* **Dataset records**
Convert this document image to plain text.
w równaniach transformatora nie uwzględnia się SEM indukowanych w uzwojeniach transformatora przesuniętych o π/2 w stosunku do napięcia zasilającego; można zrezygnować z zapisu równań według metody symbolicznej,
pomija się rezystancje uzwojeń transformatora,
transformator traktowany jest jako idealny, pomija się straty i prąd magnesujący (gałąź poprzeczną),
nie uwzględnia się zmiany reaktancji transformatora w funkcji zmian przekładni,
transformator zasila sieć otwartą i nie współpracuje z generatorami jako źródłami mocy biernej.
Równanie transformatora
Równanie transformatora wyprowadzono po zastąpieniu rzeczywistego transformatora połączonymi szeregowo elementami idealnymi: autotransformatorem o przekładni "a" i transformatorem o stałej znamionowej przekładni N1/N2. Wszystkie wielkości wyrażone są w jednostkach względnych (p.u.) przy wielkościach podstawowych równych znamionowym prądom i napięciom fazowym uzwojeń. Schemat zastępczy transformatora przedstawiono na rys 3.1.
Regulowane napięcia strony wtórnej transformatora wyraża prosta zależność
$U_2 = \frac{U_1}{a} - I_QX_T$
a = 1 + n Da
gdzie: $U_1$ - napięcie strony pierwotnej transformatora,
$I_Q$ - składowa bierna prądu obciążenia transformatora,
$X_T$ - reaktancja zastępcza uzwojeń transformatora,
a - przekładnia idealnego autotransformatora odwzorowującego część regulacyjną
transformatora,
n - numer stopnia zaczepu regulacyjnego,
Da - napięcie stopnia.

* **Work instructions**
Please output the entries above, every line exactly as it reads.

* **Worked answer**
Convert this document image to plain text.
w równaniach transformatora nie uwzględnia się SEM indukowanych w uzwojeniach transformatora przesuniętych o π/2 w stosunku do napięcia zasilającego; można zrezygnować z zapisu równań według metody symbolicznej,
pomija się rezystancje uzwojeń transformatora,
transformator traktowany jest jako idealny, pomija się straty i prąd magnesujący (gałąź poprzeczną),
nie uwzględnia się zmiany reaktancji transformatora w funkcji zmian przekładni,
transformator zasila sieć otwartą i nie współpracuje z generatorami jako źródłami mocy biernej.
Równanie transformatora
Równanie transformatora wyprowadzono po zastąpieniu rzeczywistego transformatora połączonymi szeregowo elementami idealnymi: autotransformatorem o przekładni "a" i transformatorem o stałej znamionowej przekładni N1/N2. Wszystkie wielkości wyrażone są w jednostkach względnych (p.u.) przy wielkościach podstawowych równych znamionowym prądom i napięciom fazowym uzwojeń. Schemat zastępczy transformatora przedstawiono na rys 3.1.
Regulowane napięcia strony wtórnej transformatora wyraża prosta zależność
$U_2 = \frac{U_1}{a} - I_QX_T$
a = 1 + n Da
gdzie: $U_1$ - napięcie strony pierwotnej transformatora,
$I_Q$ - składowa bierna prądu obciążenia transformatora,
$X_T$ - reaktancja zastępcza uzwojeń transformatora,
a - przekładnia idealnego autotransformatora odwzorowującego część regulacyjną
transformatora,
n - numer stopnia zaczepu regulacyjnego,
Da - napięcie stopnia.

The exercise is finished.